(Data records)
+===+
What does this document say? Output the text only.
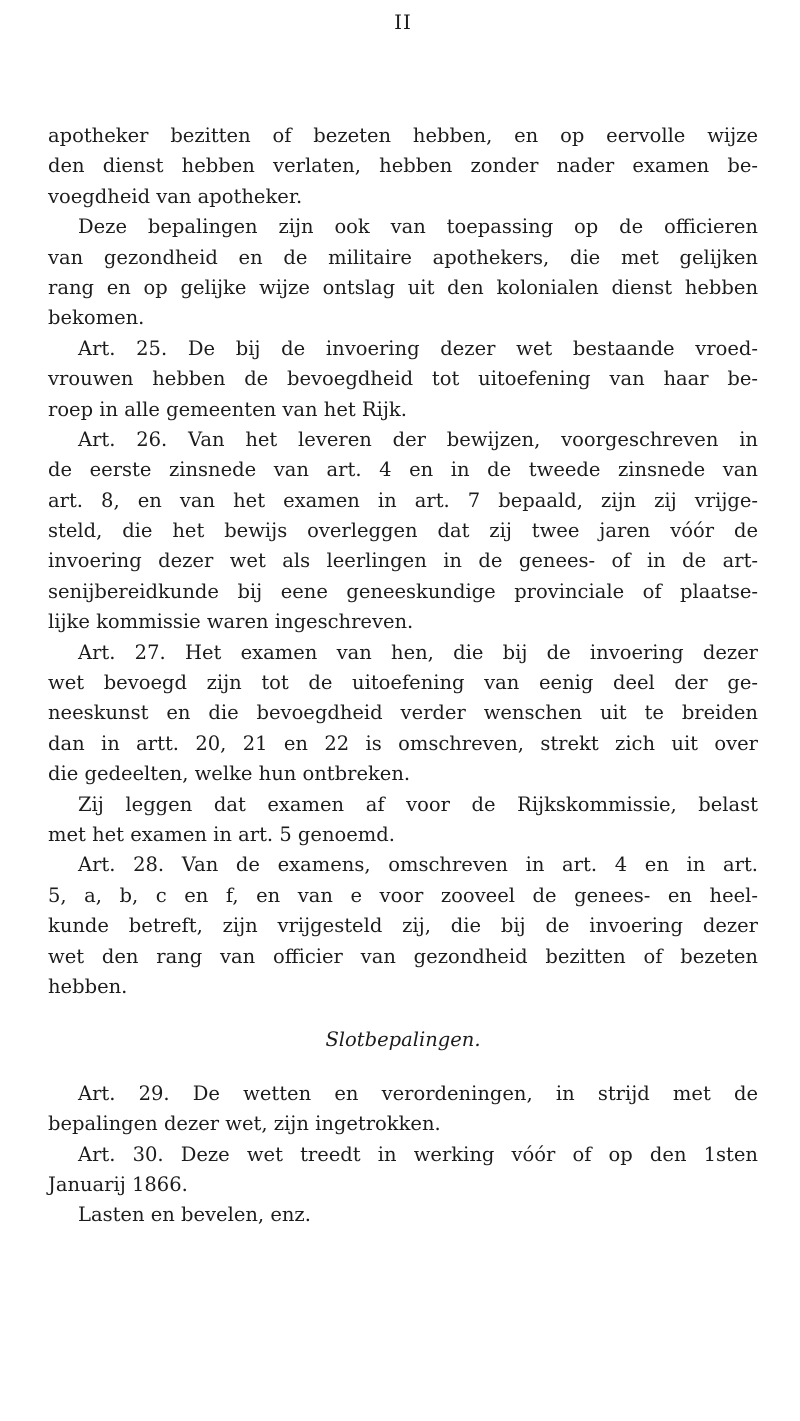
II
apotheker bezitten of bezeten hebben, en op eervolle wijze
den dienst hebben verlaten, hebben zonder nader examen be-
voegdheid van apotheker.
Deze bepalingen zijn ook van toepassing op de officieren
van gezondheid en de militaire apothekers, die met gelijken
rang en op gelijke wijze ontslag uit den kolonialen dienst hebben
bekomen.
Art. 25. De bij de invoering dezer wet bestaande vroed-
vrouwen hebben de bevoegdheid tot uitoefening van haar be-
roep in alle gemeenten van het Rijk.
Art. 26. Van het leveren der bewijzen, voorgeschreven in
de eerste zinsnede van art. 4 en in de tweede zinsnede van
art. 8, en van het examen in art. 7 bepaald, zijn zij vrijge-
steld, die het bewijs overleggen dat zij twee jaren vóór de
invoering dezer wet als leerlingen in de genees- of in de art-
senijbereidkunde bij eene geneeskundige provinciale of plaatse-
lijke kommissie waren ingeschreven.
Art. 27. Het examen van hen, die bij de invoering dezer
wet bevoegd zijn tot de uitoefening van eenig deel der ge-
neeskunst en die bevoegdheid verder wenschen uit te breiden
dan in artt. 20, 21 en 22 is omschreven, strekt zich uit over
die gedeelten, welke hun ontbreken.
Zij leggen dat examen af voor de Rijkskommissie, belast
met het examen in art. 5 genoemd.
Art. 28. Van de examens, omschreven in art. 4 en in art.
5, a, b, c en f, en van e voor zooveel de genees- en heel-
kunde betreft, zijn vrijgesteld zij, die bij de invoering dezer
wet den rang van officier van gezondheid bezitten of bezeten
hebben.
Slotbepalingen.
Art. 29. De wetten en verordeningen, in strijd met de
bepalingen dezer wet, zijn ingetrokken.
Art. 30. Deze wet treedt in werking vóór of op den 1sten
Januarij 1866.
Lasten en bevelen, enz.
+===+
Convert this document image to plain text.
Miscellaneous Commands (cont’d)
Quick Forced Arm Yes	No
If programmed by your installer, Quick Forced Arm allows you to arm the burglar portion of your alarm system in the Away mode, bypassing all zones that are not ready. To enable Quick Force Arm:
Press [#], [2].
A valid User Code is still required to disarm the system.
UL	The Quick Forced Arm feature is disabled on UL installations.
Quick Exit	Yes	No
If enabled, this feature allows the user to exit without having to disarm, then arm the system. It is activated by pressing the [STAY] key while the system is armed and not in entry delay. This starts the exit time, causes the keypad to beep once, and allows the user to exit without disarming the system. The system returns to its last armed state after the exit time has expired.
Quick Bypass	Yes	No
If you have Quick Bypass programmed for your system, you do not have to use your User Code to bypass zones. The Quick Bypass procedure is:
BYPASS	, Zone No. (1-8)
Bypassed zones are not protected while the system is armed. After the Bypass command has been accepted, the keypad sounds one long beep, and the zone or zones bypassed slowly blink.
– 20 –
+===+
Given request: Go through the records and show every line with the string "document" in it.

Solution for this problem:
What does this document say? Output the text only.
Convert this document image to plain text.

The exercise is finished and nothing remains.